-------- Provided information --------

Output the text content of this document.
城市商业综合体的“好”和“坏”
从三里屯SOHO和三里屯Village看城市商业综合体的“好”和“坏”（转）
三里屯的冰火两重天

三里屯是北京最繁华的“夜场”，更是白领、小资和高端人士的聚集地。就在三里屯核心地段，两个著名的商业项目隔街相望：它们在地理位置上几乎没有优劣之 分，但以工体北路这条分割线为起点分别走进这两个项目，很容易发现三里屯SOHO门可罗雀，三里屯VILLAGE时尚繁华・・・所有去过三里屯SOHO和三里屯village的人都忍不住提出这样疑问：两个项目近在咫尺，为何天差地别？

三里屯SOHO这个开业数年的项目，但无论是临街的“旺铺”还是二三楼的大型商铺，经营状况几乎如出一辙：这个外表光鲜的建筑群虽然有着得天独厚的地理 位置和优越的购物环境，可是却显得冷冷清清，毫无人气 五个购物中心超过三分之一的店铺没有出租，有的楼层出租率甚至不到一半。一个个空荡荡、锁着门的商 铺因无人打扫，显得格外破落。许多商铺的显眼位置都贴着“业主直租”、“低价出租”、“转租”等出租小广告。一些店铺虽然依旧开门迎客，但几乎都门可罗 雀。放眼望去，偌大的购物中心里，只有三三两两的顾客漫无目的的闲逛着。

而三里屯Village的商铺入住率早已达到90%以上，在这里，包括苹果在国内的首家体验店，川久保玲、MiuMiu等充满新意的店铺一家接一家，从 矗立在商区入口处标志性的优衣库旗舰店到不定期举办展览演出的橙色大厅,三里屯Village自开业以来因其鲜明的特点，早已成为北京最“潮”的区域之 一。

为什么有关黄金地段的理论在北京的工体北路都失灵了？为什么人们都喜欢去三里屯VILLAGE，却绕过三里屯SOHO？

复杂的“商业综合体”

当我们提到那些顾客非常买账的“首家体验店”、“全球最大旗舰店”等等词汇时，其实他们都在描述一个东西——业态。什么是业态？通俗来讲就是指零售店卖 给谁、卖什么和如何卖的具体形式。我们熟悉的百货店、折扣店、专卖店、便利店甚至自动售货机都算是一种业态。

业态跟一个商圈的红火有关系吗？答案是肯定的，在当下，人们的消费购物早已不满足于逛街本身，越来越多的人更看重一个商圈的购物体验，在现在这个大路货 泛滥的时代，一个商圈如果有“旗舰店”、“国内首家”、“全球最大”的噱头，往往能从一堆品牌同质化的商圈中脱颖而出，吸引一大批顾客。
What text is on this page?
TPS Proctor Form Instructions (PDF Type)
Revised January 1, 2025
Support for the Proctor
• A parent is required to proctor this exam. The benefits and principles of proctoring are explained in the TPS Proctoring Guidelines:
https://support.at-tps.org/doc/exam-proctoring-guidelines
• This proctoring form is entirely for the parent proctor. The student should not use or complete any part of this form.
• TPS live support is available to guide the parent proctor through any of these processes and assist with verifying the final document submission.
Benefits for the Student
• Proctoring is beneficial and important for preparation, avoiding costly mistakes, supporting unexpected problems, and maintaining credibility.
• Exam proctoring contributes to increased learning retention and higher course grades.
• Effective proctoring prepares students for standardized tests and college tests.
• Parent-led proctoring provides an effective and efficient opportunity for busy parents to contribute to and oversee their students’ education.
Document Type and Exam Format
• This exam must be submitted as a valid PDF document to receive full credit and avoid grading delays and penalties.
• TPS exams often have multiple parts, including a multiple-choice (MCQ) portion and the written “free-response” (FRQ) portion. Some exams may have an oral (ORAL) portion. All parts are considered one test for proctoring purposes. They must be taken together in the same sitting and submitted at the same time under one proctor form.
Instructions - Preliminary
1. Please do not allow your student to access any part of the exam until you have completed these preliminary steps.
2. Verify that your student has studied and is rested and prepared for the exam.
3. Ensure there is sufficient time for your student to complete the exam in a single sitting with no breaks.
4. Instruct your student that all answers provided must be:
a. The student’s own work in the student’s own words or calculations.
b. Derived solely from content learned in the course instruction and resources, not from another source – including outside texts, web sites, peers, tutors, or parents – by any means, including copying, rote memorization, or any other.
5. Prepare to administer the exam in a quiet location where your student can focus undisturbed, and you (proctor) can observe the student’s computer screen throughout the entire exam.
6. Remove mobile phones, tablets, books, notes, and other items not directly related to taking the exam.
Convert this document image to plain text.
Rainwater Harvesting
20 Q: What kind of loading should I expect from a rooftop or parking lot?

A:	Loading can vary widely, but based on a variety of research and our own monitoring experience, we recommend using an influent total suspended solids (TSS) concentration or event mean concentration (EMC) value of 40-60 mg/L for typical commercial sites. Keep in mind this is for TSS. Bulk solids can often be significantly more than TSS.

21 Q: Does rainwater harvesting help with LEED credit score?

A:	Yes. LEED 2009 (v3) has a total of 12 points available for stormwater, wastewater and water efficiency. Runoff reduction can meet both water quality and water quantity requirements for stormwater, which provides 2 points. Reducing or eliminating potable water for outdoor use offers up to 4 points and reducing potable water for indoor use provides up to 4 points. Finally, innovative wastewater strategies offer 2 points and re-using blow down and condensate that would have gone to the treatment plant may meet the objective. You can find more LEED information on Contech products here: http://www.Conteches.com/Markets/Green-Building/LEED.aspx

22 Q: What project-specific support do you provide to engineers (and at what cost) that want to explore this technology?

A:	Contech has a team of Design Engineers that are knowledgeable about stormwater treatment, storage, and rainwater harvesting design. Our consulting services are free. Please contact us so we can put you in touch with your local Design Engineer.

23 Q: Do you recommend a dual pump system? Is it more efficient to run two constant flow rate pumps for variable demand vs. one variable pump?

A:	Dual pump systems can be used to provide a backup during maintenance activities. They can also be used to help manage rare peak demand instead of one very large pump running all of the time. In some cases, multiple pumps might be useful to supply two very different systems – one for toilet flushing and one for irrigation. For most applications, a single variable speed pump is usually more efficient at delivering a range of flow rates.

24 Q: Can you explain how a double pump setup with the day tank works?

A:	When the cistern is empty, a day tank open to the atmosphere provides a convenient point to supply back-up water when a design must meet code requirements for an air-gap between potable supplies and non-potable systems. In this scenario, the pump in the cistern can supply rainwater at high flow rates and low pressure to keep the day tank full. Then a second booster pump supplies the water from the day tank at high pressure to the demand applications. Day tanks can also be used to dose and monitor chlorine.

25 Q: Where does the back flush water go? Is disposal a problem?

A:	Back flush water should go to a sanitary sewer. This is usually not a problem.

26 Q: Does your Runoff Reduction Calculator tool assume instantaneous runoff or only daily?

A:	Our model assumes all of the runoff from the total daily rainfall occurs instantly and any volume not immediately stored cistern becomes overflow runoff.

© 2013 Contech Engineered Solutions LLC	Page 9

--------

### Task description
Copy the data above exactly. Every line must be included.

### Final result
Output the text content of this document.
城市商业综合体的“好”和“坏”
从三里屯SOHO和三里屯Village看城市商业综合体的“好”和“坏”（转）
三里屯的冰火两重天

三里屯是北京最繁华的“夜场”，更是白领、小资和高端人士的聚集地。就在三里屯核心地段，两个著名的商业项目隔街相望：它们在地理位置上几乎没有优劣之 分，但以工体北路这条分割线为起点分别走进这两个项目，很容易发现三里屯SOHO门可罗雀，三里屯VILLAGE时尚繁华・・・所有去过三里屯SOHO和三里屯village的人都忍不住提出这样疑问：两个项目近在咫尺，为何天差地别？

三里屯SOHO这个开业数年的项目，但无论是临街的“旺铺”还是二三楼的大型商铺，经营状况几乎如出一辙：这个外表光鲜的建筑群虽然有着得天独厚的地理 位置和优越的购物环境，可是却显得冷冷清清，毫无人气 五个购物中心超过三分之一的店铺没有出租，有的楼层出租率甚至不到一半。一个个空荡荡、锁着门的商 铺因无人打扫，显得格外破落。许多商铺的显眼位置都贴着“业主直租”、“低价出租”、“转租”等出租小广告。一些店铺虽然依旧开门迎客，但几乎都门可罗 雀。放眼望去，偌大的购物中心里，只有三三两两的顾客漫无目的的闲逛着。

而三里屯Village的商铺入住率早已达到90%以上，在这里，包括苹果在国内的首家体验店，川久保玲、MiuMiu等充满新意的店铺一家接一家，从 矗立在商区入口处标志性的优衣库旗舰店到不定期举办展览演出的橙色大厅,三里屯Village自开业以来因其鲜明的特点，早已成为北京最“潮”的区域之 一。

为什么有关黄金地段的理论在北京的工体北路都失灵了？为什么人们都喜欢去三里屯VILLAGE，却绕过三里屯SOHO？

复杂的“商业综合体”

当我们提到那些顾客非常买账的“首家体验店”、“全球最大旗舰店”等等词汇时，其实他们都在描述一个东西——业态。什么是业态？通俗来讲就是指零售店卖 给谁、卖什么和如何卖的具体形式。我们熟悉的百货店、折扣店、专卖店、便利店甚至自动售货机都算是一种业态。

业态跟一个商圈的红火有关系吗？答案是肯定的，在当下，人们的消费购物早已不满足于逛街本身，越来越多的人更看重一个商圈的购物体验，在现在这个大路货 泛滥的时代，一个商圈如果有“旗舰店”、“国内首家”、“全球最大”的噱头，往往能从一堆品牌同质化的商圈中脱颖而出，吸引一大批顾客。
What text is on this page?
TPS Proctor Form Instructions (PDF Type)
Revised January 1, 2025
Support for the Proctor
• A parent is required to proctor this exam. The benefits and principles of proctoring are explained in the TPS Proctoring Guidelines:
https://support.at-tps.org/doc/exam-proctoring-guidelines
• This proctoring form is entirely for the parent proctor. The student should not use or complete any part of this form.
• TPS live support is available to guide the parent proctor through any of these processes and assist with verifying the final document submission.
Benefits for the Student
• Proctoring is beneficial and important for preparation, avoiding costly mistakes, supporting unexpected problems, and maintaining credibility.
• Exam proctoring contributes to increased learning retention and higher course grades.
• Effective proctoring prepares students for standardized tests and college tests.
• Parent-led proctoring provides an effective and efficient opportunity for busy parents to contribute to and oversee their students’ education.
Document Type and Exam Format
• This exam must be submitted as a valid PDF document to receive full credit and avoid grading delays and penalties.
• TPS exams often have multiple parts, including a multiple-choice (MCQ) portion and the written “free-response” (FRQ) portion. Some exams may have an oral (ORAL) portion. All parts are considered one test for proctoring purposes. They must be taken together in the same sitting and submitted at the same time under one proctor form.
Instructions - Preliminary
1. Please do not allow your student to access any part of the exam until you have completed these preliminary steps.
2. Verify that your student has studied and is rested and prepared for the exam.
3. Ensure there is sufficient time for your student to complete the exam in a single sitting with no breaks.
4. Instruct your student that all answers provided must be:
a. The student’s own work in the student’s own words or calculations.
b. Derived solely from content learned in the course instruction and resources, not from another source – including outside texts, web sites, peers, tutors, or parents – by any means, including copying, rote memorization, or any other.
5. Prepare to administer the exam in a quiet location where your student can focus undisturbed, and you (proctor) can observe the student’s computer screen throughout the entire exam.
6. Remove mobile phones, tablets, books, notes, and other items not directly related to taking the exam.
Convert this document image to plain text.
Rainwater Harvesting
20 Q: What kind of loading should I expect from a rooftop or parking lot?

A:	Loading can vary widely, but based on a variety of research and our own monitoring experience, we recommend using an influent total suspended solids (TSS) concentration or event mean concentration (EMC) value of 40-60 mg/L for typical commercial sites. Keep in mind this is for TSS. Bulk solids can often be significantly more than TSS.

21 Q: Does rainwater harvesting help with LEED credit score?

A:	Yes. LEED 2009 (v3) has a total of 12 points available for stormwater, wastewater and water efficiency. Runoff reduction can meet both water quality and water quantity requirements for stormwater, which provides 2 points. Reducing or eliminating potable water for outdoor use offers up to 4 points and reducing potable water for indoor use provides up to 4 points. Finally, innovative wastewater strategies offer 2 points and re-using blow down and condensate that would have gone to the treatment plant may meet the objective. You can find more LEED information on Contech products here: http://www.Conteches.com/Markets/Green-Building/LEED.aspx

22 Q: What project-specific support do you provide to engineers (and at what cost) that want to explore this technology?

A:	Contech has a team of Design Engineers that are knowledgeable about stormwater treatment, storage, and rainwater harvesting design. Our consulting services are free. Please contact us so we can put you in touch with your local Design Engineer.

23 Q: Do you recommend a dual pump system? Is it more efficient to run two constant flow rate pumps for variable demand vs. one variable pump?

A:	Dual pump systems can be used to provide a backup during maintenance activities. They can also be used to help manage rare peak demand instead of one very large pump running all of the time. In some cases, multiple pumps might be useful to supply two very different systems – one for toilet flushing and one for irrigation. For most applications, a single variable speed pump is usually more efficient at delivering a range of flow rates.

24 Q: Can you explain how a double pump setup with the day tank works?

A:	When the cistern is empty, a day tank open to the atmosphere provides a convenient point to supply back-up water when a design must meet code requirements for an air-gap between potable supplies and non-potable systems. In this scenario, the pump in the cistern can supply rainwater at high flow rates and low pressure to keep the day tank full. Then a second booster pump supplies the water from the day tank at high pressure to the demand applications. Day tanks can also be used to dose and monitor chlorine.

25 Q: Where does the back flush water go? Is disposal a problem?

A:	Back flush water should go to a sanitary sewer. This is usually not a problem.

26 Q: Does your Runoff Reduction Calculator tool assume instantaneous runoff or only daily?

A:	Our model assumes all of the runoff from the total daily rainfall occurs instantly and any volume not immediately stored cistern becomes overflow runoff.

© 2013 Contech Engineered Solutions LLC	Page 9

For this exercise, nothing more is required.